Set task:
Output all lines exactly, with nothing added or dropped.
---+---
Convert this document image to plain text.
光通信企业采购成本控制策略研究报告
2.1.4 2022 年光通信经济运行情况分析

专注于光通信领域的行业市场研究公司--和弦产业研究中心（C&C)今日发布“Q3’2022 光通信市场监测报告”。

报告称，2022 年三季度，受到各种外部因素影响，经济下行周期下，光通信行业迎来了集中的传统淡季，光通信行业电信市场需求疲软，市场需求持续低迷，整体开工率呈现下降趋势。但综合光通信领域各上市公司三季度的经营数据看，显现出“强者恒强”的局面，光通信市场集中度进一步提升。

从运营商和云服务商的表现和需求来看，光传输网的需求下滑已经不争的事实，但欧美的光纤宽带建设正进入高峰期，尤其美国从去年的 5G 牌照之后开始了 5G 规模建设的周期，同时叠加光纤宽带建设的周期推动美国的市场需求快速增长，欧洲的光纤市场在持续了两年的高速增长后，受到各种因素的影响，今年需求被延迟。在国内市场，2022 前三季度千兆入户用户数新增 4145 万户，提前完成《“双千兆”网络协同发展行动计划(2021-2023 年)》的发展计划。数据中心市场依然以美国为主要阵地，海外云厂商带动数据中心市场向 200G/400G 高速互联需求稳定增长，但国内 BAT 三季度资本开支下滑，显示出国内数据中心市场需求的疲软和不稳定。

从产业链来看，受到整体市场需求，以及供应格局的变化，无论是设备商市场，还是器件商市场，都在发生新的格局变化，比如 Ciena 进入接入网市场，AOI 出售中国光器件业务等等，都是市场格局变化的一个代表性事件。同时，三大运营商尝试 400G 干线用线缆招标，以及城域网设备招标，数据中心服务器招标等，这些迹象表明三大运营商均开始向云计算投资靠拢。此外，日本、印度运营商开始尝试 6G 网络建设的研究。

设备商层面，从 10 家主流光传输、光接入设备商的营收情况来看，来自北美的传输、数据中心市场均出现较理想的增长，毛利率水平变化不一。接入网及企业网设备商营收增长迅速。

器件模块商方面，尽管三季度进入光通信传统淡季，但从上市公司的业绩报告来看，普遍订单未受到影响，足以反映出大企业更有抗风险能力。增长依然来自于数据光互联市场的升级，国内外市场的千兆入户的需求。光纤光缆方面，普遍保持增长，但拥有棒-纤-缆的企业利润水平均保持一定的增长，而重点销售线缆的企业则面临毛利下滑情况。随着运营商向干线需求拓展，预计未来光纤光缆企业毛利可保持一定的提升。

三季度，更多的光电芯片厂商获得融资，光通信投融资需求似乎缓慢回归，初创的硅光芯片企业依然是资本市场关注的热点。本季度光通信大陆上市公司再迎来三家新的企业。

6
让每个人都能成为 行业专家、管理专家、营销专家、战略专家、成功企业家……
---+---
Answer in full:
Convert this document image to plain text.
光通信企业采购成本控制策略研究报告
2.1.4 2022 年光通信经济运行情况分析

专注于光通信领域的行业市场研究公司--和弦产业研究中心（C&C)今日发布“Q3’2022 光通信市场监测报告”。

报告称，2022 年三季度，受到各种外部因素影响，经济下行周期下，光通信行业迎来了集中的传统淡季，光通信行业电信市场需求疲软，市场需求持续低迷，整体开工率呈现下降趋势。但综合光通信领域各上市公司三季度的经营数据看，显现出“强者恒强”的局面，光通信市场集中度进一步提升。

从运营商和云服务商的表现和需求来看，光传输网的需求下滑已经不争的事实，但欧美的光纤宽带建设正进入高峰期，尤其美国从去年的 5G 牌照之后开始了 5G 规模建设的周期，同时叠加光纤宽带建设的周期推动美国的市场需求快速增长，欧洲的光纤市场在持续了两年的高速增长后，受到各种因素的影响，今年需求被延迟。在国内市场，2022 前三季度千兆入户用户数新增 4145 万户，提前完成《“双千兆”网络协同发展行动计划(2021-2023 年)》的发展计划。数据中心市场依然以美国为主要阵地，海外云厂商带动数据中心市场向 200G/400G 高速互联需求稳定增长，但国内 BAT 三季度资本开支下滑，显示出国内数据中心市场需求的疲软和不稳定。

从产业链来看，受到整体市场需求，以及供应格局的变化，无论是设备商市场，还是器件商市场，都在发生新的格局变化，比如 Ciena 进入接入网市场，AOI 出售中国光器件业务等等，都是市场格局变化的一个代表性事件。同时，三大运营商尝试 400G 干线用线缆招标，以及城域网设备招标，数据中心服务器招标等，这些迹象表明三大运营商均开始向云计算投资靠拢。此外，日本、印度运营商开始尝试 6G 网络建设的研究。

设备商层面，从 10 家主流光传输、光接入设备商的营收情况来看，来自北美的传输、数据中心市场均出现较理想的增长，毛利率水平变化不一。接入网及企业网设备商营收增长迅速。

器件模块商方面，尽管三季度进入光通信传统淡季，但从上市公司的业绩报告来看，普遍订单未受到影响，足以反映出大企业更有抗风险能力。增长依然来自于数据光互联市场的升级，国内外市场的千兆入户的需求。光纤光缆方面，普遍保持增长，但拥有棒-纤-缆的企业利润水平均保持一定的增长，而重点销售线缆的企业则面临毛利下滑情况。随着运营商向干线需求拓展，预计未来光纤光缆企业毛利可保持一定的提升。

三季度，更多的光电芯片厂商获得融资，光通信投融资需求似乎缓慢回归，初创的硅光芯片企业依然是资本市场关注的热点。本季度光通信大陆上市公司再迎来三家新的企业。

6
让每个人都能成为 行业专家、管理专家、营销专家、战略专家、成功企业家……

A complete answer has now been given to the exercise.